» **TASK REQUIREMENTS**
Write out all of the entries below, copying each line character for character without any changes.

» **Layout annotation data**
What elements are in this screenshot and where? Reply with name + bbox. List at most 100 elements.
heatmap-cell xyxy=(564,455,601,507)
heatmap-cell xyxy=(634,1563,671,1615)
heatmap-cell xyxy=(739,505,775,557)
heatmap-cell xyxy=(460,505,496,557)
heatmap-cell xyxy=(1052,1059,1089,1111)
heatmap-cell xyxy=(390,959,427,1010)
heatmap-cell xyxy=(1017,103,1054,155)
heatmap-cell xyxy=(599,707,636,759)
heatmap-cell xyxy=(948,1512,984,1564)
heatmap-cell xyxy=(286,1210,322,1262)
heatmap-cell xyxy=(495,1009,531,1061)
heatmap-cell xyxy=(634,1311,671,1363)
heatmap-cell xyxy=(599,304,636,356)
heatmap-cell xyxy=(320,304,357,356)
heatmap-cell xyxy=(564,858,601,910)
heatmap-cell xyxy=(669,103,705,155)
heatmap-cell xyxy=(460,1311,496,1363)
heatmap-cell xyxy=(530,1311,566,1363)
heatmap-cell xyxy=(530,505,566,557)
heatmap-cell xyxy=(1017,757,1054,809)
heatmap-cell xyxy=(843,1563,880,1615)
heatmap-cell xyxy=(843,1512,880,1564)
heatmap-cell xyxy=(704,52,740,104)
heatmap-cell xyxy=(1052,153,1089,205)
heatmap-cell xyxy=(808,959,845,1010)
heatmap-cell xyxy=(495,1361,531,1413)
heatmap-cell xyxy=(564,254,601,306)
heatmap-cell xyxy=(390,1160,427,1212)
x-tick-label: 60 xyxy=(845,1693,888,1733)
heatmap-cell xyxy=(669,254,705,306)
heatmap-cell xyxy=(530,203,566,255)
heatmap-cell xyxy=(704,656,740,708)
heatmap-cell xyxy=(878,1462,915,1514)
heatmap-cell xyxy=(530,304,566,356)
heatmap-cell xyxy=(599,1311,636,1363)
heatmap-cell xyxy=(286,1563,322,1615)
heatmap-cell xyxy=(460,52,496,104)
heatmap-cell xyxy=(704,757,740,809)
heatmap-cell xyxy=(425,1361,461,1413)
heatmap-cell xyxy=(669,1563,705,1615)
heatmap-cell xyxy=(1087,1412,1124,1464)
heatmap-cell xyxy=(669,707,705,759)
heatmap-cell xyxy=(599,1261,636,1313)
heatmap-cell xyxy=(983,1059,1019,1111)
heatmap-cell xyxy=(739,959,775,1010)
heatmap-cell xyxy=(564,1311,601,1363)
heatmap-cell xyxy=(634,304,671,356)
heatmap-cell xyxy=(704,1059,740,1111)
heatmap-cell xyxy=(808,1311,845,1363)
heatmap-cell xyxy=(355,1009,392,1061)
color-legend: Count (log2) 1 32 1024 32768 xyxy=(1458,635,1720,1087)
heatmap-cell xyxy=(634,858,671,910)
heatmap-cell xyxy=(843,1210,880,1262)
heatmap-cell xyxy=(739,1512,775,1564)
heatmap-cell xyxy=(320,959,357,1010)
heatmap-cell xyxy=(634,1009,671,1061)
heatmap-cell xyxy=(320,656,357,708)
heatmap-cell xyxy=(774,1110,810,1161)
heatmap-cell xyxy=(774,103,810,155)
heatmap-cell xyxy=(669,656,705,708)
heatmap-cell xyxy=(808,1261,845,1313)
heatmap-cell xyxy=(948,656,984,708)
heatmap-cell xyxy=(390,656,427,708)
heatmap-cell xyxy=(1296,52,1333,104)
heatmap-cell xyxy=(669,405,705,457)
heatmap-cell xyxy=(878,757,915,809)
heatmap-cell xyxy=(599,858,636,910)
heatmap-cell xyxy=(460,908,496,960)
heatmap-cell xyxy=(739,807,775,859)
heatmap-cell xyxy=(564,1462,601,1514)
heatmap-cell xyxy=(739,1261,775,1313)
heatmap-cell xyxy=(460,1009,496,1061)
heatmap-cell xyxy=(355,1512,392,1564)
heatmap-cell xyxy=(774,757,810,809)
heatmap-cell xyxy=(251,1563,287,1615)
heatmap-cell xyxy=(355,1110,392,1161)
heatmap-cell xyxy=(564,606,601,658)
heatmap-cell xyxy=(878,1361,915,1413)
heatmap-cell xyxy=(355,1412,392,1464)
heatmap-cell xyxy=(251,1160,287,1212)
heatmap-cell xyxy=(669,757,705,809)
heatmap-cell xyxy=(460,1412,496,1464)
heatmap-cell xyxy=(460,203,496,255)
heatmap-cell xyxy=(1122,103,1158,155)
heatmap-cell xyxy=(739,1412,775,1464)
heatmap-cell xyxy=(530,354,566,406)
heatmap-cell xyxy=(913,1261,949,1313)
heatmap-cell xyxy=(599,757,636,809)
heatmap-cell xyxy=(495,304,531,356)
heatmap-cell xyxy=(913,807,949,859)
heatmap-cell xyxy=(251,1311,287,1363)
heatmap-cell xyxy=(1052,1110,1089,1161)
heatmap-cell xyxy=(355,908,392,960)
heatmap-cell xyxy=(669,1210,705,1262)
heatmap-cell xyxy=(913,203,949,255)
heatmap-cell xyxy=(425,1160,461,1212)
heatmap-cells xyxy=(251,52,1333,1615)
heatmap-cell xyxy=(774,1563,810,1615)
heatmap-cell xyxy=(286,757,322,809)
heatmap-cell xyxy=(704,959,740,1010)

» **CORRECT ANSWER**
What elements are in this screenshot and where? Reply with name + bbox. List at most 100 elements.
heatmap-cell xyxy=(564,455,601,507)
heatmap-cell xyxy=(634,1563,671,1615)
heatmap-cell xyxy=(739,505,775,557)
heatmap-cell xyxy=(460,505,496,557)
heatmap-cell xyxy=(1052,1059,1089,1111)
heatmap-cell xyxy=(390,959,427,1010)
heatmap-cell xyxy=(1017,103,1054,155)
heatmap-cell xyxy=(599,707,636,759)
heatmap-cell xyxy=(948,1512,984,1564)
heatmap-cell xyxy=(286,1210,322,1262)
heatmap-cell xyxy=(495,1009,531,1061)
heatmap-cell xyxy=(634,1311,671,1363)
heatmap-cell xyxy=(599,304,636,356)
heatmap-cell xyxy=(320,304,357,356)
heatmap-cell xyxy=(564,858,601,910)
heatmap-cell xyxy=(669,103,705,155)
heatmap-cell xyxy=(460,1311,496,1363)
heatmap-cell xyxy=(530,1311,566,1363)
heatmap-cell xyxy=(530,505,566,557)
heatmap-cell xyxy=(1017,757,1054,809)
heatmap-cell xyxy=(843,1563,880,1615)
heatmap-cell xyxy=(843,1512,880,1564)
heatmap-cell xyxy=(704,52,740,104)
heatmap-cell xyxy=(1052,153,1089,205)
heatmap-cell xyxy=(808,959,845,1010)
heatmap-cell xyxy=(495,1361,531,1413)
heatmap-cell xyxy=(564,254,601,306)
heatmap-cell xyxy=(390,1160,427,1212)
x-tick-label: 60 xyxy=(845,1693,888,1733)
heatmap-cell xyxy=(669,254,705,306)
heatmap-cell xyxy=(530,203,566,255)
heatmap-cell xyxy=(704,656,740,708)
heatmap-cell xyxy=(878,1462,915,1514)
heatmap-cell xyxy=(530,304,566,356)
heatmap-cell xyxy=(599,1311,636,1363)
heatmap-cell xyxy=(286,1563,322,1615)
heatmap-cell xyxy=(460,52,496,104)
heatmap-cell xyxy=(704,757,740,809)
heatmap-cell xyxy=(425,1361,461,1413)
heatmap-cell xyxy=(669,1563,705,1615)
heatmap-cell xyxy=(1087,1412,1124,1464)
heatmap-cell xyxy=(669,707,705,759)
heatmap-cell xyxy=(599,1261,636,1313)
heatmap-cell xyxy=(983,1059,1019,1111)
heatmap-cell xyxy=(739,959,775,1010)
heatmap-cell xyxy=(564,1311,601,1363)
heatmap-cell xyxy=(634,304,671,356)
heatmap-cell xyxy=(704,1059,740,1111)
heatmap-cell xyxy=(808,1311,845,1363)
heatmap-cell xyxy=(355,1009,392,1061)
color-legend: Count (log2) 1 32 1024 32768 xyxy=(1458,635,1720,1087)
heatmap-cell xyxy=(634,858,671,910)
heatmap-cell xyxy=(843,1210,880,1262)
heatmap-cell xyxy=(739,1512,775,1564)
heatmap-cell xyxy=(320,959,357,1010)
heatmap-cell xyxy=(634,1009,671,1061)
heatmap-cell xyxy=(320,656,357,708)
heatmap-cell xyxy=(774,1110,810,1161)
heatmap-cell xyxy=(774,103,810,155)
heatmap-cell xyxy=(669,656,705,708)
heatmap-cell xyxy=(808,1261,845,1313)
heatmap-cell xyxy=(948,656,984,708)
heatmap-cell xyxy=(390,656,427,708)
heatmap-cell xyxy=(1296,52,1333,104)
heatmap-cell xyxy=(669,405,705,457)
heatmap-cell xyxy=(878,757,915,809)
heatmap-cell xyxy=(599,858,636,910)
heatmap-cell xyxy=(460,908,496,960)
heatmap-cell xyxy=(739,807,775,859)
heatmap-cell xyxy=(564,1462,601,1514)
heatmap-cell xyxy=(739,1261,775,1313)
heatmap-cell xyxy=(460,1009,496,1061)
heatmap-cell xyxy=(355,1512,392,1564)
heatmap-cell xyxy=(774,757,810,809)
heatmap-cell xyxy=(251,1563,287,1615)
heatmap-cell xyxy=(355,1110,392,1161)
heatmap-cell xyxy=(564,606,601,658)
heatmap-cell xyxy=(878,1361,915,1413)
heatmap-cell xyxy=(355,1412,392,1464)
heatmap-cell xyxy=(251,1160,287,1212)
heatmap-cell xyxy=(669,757,705,809)
heatmap-cell xyxy=(460,1412,496,1464)
heatmap-cell xyxy=(460,203,496,255)
heatmap-cell xyxy=(1122,103,1158,155)
heatmap-cell xyxy=(739,1412,775,1464)
heatmap-cell xyxy=(530,354,566,406)
heatmap-cell xyxy=(913,1261,949,1313)
heatmap-cell xyxy=(599,757,636,809)
heatmap-cell xyxy=(495,304,531,356)
heatmap-cell xyxy=(913,807,949,859)
heatmap-cell xyxy=(251,1311,287,1363)
heatmap-cell xyxy=(1052,1110,1089,1161)
heatmap-cell xyxy=(355,908,392,960)
heatmap-cell xyxy=(669,1210,705,1262)
heatmap-cell xyxy=(913,203,949,255)
heatmap-cell xyxy=(425,1160,461,1212)
heatmap-cells xyxy=(251,52,1333,1615)
heatmap-cell xyxy=(774,1563,810,1615)
heatmap-cell xyxy=(286,757,322,809)
heatmap-cell xyxy=(704,959,740,1010)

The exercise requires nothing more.